> The input
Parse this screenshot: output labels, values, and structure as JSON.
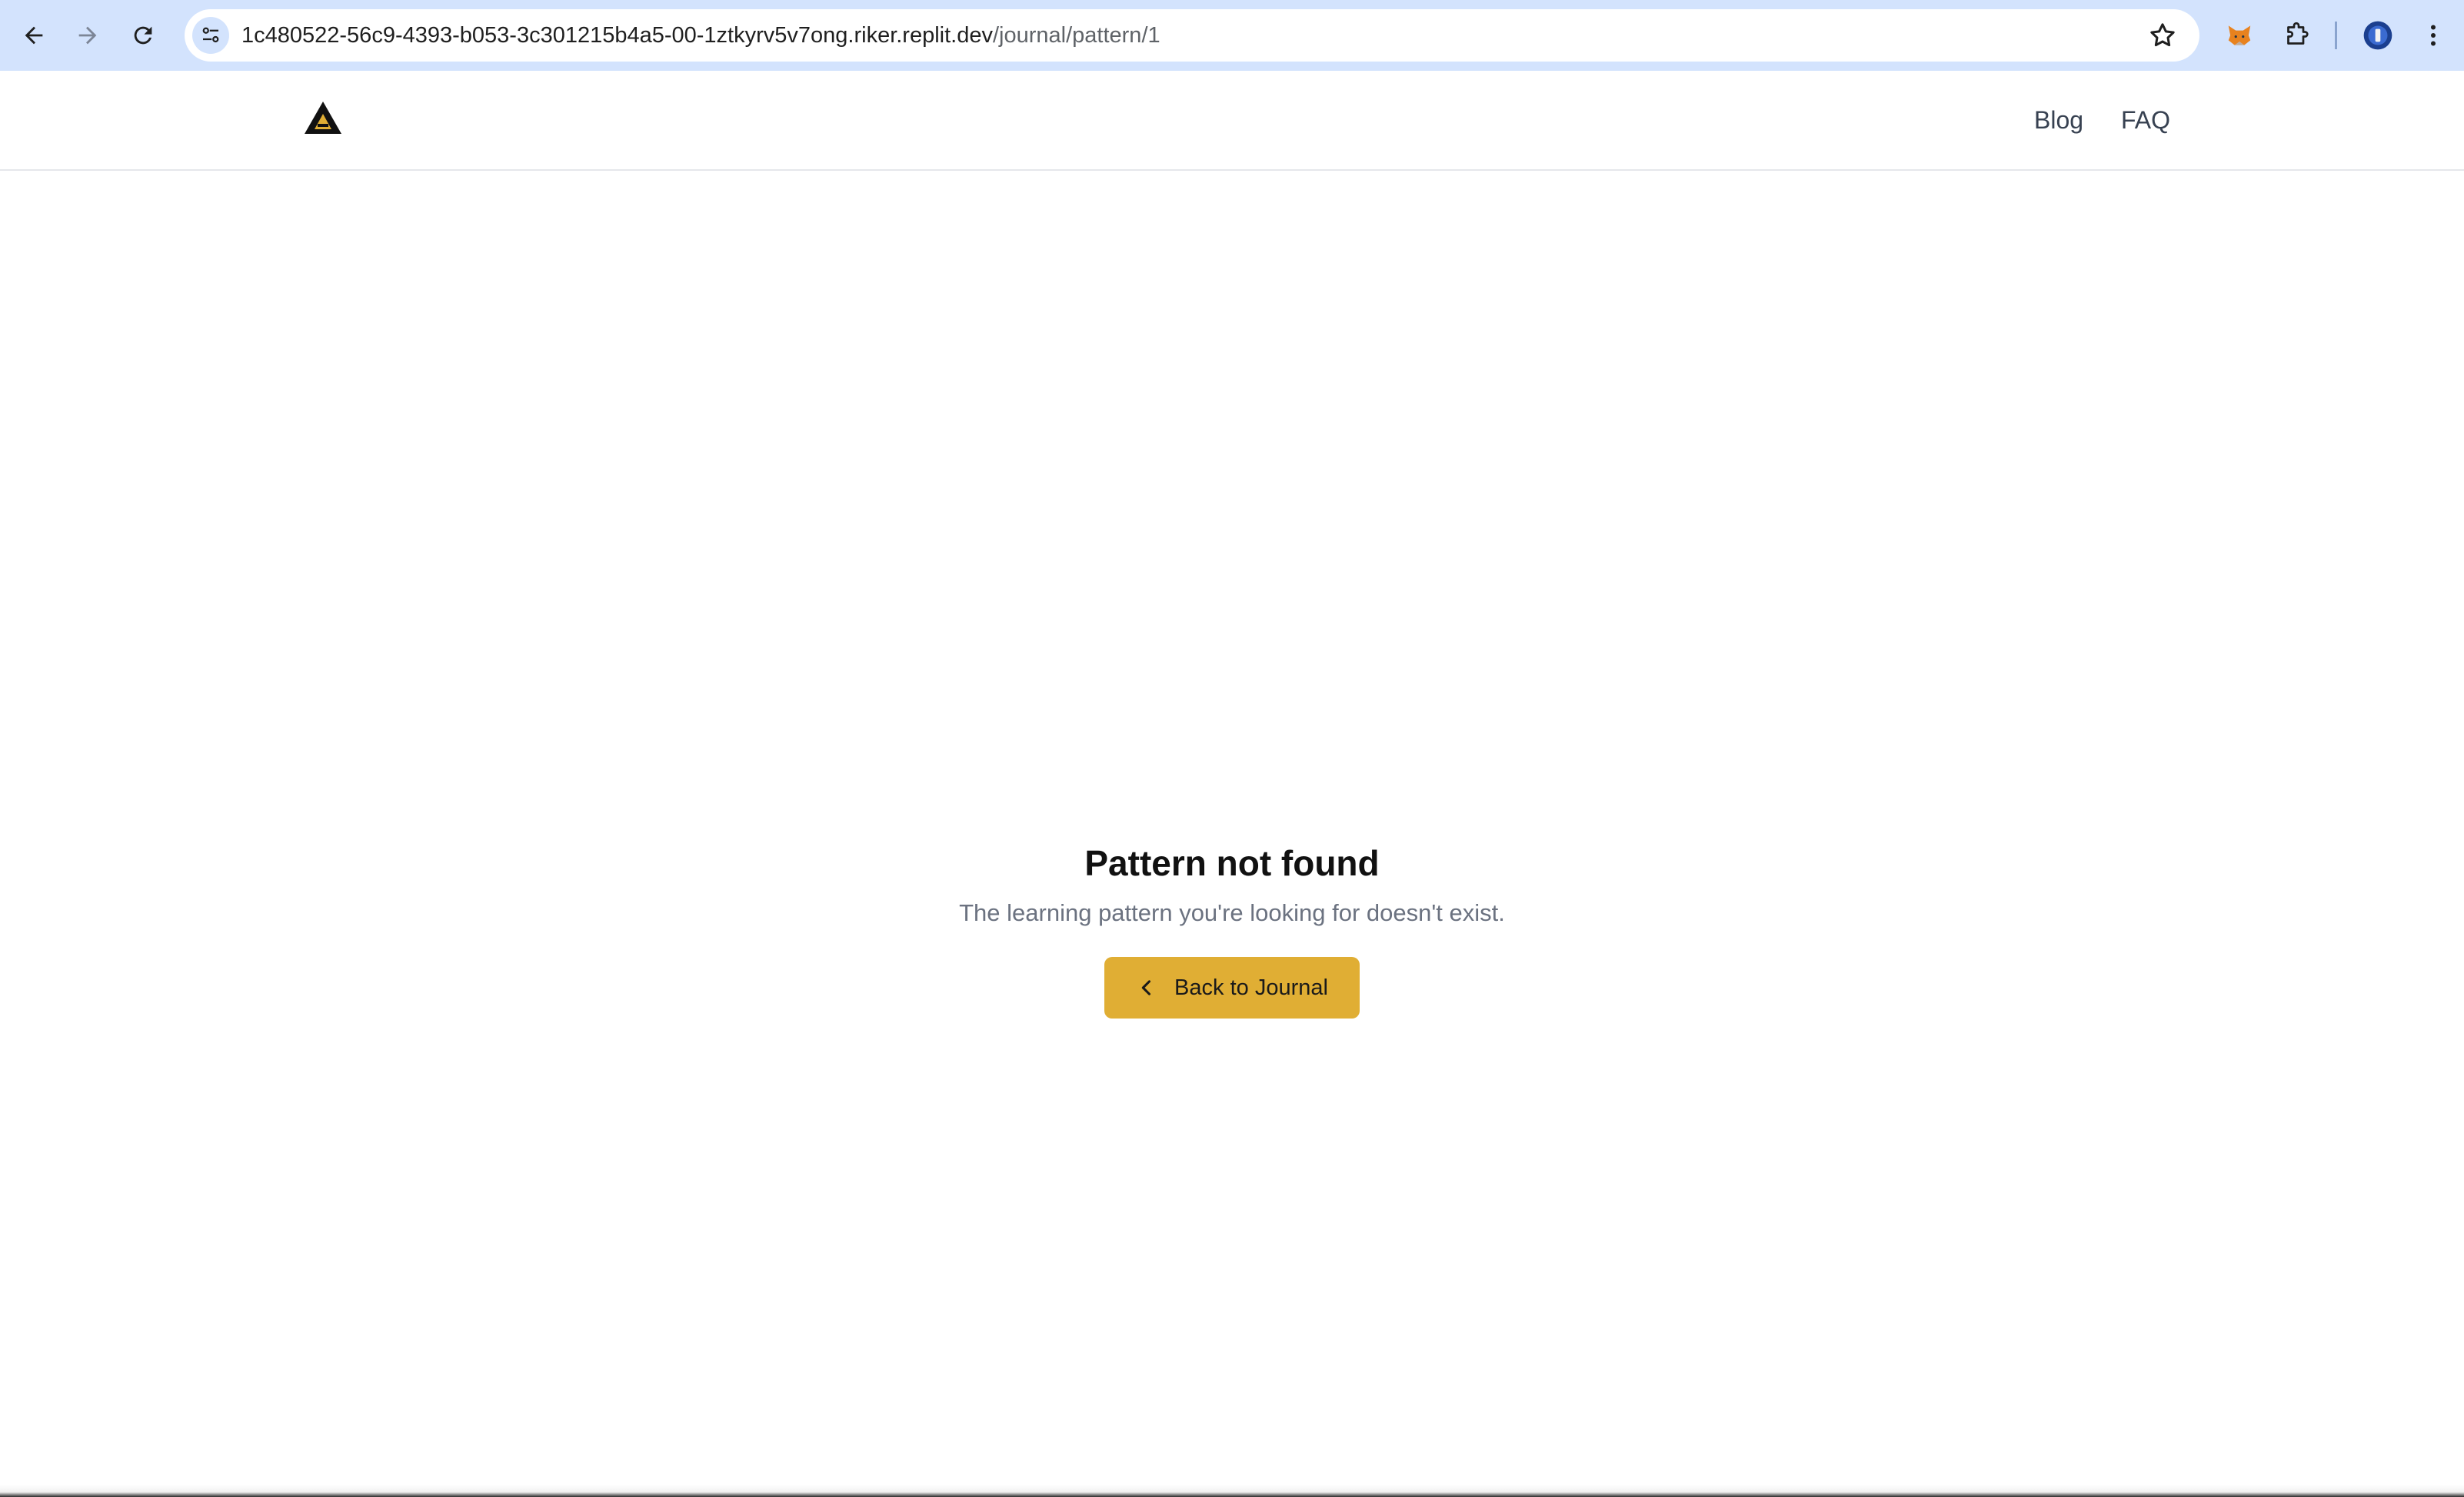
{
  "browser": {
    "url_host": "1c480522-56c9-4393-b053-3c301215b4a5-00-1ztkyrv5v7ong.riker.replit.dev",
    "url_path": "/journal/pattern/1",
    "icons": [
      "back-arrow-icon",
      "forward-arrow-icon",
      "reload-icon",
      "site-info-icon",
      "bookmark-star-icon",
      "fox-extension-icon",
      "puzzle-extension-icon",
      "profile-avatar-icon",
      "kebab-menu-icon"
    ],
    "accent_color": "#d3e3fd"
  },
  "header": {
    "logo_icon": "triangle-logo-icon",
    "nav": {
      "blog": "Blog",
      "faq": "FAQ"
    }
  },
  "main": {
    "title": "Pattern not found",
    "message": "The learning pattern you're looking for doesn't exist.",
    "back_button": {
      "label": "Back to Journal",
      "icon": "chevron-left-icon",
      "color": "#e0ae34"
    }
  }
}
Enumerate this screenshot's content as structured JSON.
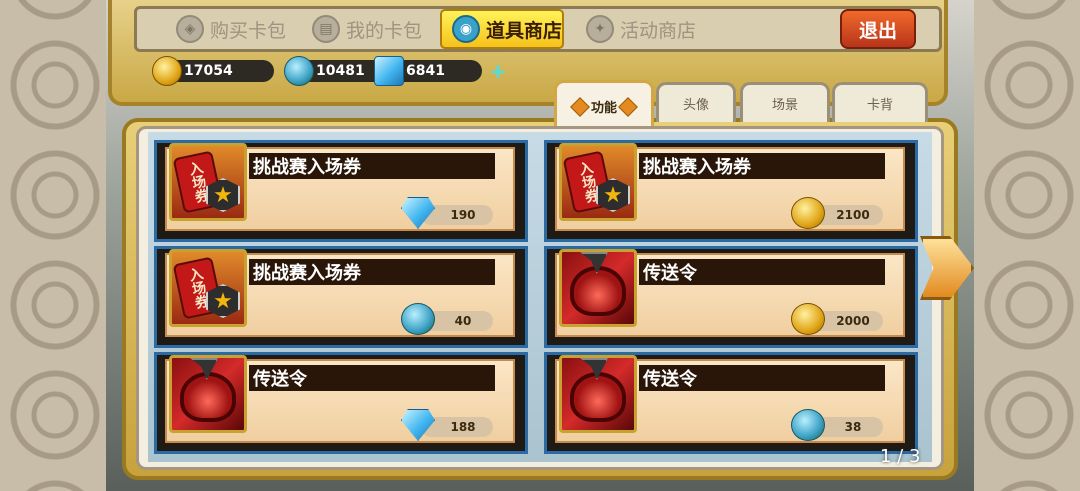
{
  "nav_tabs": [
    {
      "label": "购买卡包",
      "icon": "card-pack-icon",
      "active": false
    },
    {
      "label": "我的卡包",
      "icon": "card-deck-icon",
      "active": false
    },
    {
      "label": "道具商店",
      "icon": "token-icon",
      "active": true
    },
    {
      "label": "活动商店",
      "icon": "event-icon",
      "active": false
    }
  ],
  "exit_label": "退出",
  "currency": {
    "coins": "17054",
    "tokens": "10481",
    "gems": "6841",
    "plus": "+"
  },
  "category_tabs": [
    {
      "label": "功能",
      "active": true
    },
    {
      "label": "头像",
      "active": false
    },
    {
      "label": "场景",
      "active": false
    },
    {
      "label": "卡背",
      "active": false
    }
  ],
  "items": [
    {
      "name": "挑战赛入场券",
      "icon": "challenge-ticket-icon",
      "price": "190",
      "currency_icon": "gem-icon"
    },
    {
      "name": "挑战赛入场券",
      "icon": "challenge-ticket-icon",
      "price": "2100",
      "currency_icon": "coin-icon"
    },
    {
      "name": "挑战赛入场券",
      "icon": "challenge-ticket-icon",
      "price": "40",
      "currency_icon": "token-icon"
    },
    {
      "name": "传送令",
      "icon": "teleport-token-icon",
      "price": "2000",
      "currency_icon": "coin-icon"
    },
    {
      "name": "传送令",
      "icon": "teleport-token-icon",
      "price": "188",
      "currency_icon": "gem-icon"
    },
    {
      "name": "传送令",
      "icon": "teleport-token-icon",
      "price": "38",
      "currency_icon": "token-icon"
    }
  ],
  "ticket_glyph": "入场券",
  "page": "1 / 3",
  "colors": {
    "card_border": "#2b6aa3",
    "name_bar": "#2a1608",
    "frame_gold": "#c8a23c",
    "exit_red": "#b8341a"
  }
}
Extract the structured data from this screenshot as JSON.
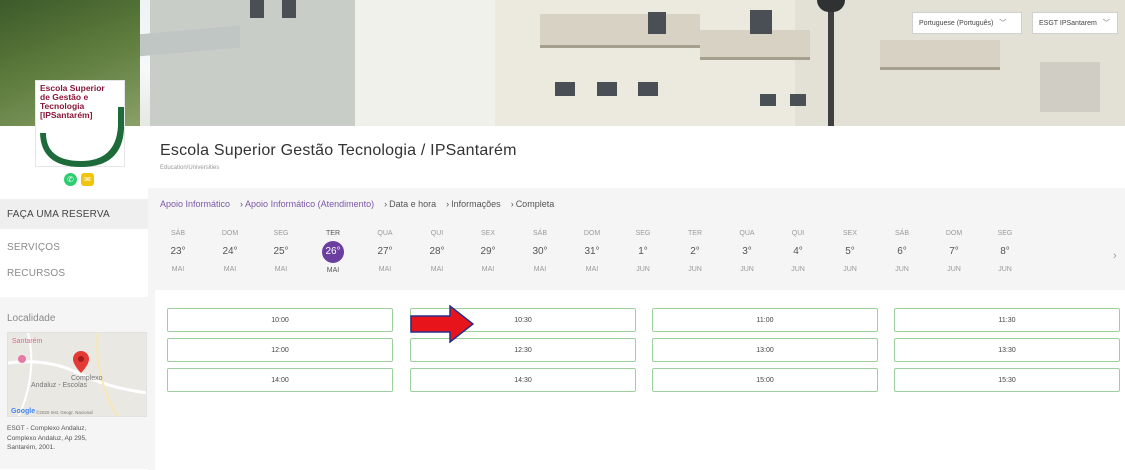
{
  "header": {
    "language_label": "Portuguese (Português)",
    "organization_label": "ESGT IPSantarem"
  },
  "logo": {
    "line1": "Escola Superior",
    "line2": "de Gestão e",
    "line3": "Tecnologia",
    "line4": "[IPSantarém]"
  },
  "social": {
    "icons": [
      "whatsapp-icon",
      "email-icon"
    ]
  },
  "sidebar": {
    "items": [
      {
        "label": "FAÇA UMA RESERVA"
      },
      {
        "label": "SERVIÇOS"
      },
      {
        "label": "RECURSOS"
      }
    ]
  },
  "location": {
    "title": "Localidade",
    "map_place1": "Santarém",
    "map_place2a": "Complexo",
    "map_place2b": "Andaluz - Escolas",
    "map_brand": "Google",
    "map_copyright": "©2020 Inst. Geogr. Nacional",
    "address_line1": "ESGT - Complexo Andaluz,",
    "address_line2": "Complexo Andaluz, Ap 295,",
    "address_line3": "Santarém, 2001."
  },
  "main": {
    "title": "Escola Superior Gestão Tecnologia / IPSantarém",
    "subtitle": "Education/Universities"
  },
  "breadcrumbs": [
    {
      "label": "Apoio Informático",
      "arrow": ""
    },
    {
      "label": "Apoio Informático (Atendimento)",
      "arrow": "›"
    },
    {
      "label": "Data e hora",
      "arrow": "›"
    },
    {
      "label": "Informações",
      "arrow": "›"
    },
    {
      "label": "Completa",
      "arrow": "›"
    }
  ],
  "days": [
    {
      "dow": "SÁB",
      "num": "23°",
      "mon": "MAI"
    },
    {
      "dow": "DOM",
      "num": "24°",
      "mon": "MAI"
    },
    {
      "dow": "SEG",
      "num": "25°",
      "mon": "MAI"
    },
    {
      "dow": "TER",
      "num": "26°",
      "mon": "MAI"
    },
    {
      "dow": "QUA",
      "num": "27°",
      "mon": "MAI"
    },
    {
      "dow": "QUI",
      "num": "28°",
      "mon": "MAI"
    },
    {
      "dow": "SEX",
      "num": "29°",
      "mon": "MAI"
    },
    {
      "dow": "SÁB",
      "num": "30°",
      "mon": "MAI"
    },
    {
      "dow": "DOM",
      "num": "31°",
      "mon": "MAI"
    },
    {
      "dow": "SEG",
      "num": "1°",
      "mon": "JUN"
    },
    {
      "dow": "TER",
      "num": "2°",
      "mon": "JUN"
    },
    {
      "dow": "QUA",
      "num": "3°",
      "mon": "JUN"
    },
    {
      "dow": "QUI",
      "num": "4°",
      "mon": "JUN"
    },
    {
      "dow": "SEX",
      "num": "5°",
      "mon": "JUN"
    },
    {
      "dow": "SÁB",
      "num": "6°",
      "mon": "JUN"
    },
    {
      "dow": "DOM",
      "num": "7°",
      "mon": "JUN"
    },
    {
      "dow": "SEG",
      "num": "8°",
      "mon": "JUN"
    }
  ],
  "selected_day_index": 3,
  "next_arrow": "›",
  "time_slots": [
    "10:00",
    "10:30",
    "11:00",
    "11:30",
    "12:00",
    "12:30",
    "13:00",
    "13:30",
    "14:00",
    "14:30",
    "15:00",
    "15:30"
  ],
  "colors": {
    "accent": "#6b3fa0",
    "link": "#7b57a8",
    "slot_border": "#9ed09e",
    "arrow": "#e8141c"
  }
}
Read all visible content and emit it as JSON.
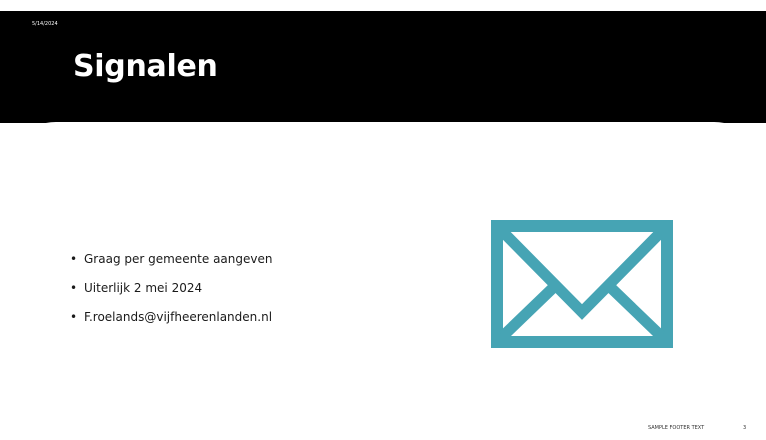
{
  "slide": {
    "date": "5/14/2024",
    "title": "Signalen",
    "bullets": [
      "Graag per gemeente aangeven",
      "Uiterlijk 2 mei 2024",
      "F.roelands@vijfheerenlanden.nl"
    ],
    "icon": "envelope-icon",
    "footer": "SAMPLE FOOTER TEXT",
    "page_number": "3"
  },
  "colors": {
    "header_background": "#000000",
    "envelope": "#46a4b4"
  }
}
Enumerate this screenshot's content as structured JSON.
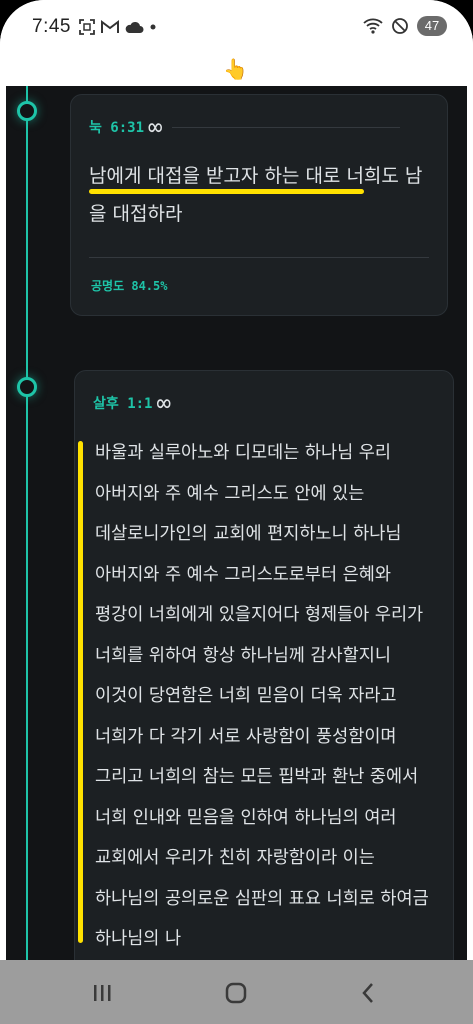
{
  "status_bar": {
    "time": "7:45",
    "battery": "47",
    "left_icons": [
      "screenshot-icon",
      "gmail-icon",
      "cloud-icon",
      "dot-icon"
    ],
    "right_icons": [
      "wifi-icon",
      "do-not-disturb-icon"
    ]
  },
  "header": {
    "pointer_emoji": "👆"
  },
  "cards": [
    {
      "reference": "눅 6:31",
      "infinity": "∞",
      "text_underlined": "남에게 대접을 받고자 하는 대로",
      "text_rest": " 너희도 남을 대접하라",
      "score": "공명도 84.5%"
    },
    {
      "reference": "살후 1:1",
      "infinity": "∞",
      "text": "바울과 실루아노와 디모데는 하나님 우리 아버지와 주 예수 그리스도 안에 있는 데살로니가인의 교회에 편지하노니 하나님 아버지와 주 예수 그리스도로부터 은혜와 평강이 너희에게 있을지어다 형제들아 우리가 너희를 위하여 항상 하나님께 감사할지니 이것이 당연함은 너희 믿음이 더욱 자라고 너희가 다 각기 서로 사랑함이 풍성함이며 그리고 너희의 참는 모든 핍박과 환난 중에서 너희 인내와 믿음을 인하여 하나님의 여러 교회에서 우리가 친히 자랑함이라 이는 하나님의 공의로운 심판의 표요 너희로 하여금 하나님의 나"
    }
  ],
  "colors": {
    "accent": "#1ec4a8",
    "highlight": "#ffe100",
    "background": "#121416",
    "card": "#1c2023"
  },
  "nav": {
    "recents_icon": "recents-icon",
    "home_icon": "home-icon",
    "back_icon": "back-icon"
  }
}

> Exercise objective
Using the listing, say how many lines include the word "Informático", and add nothing else.

> Exercise response
2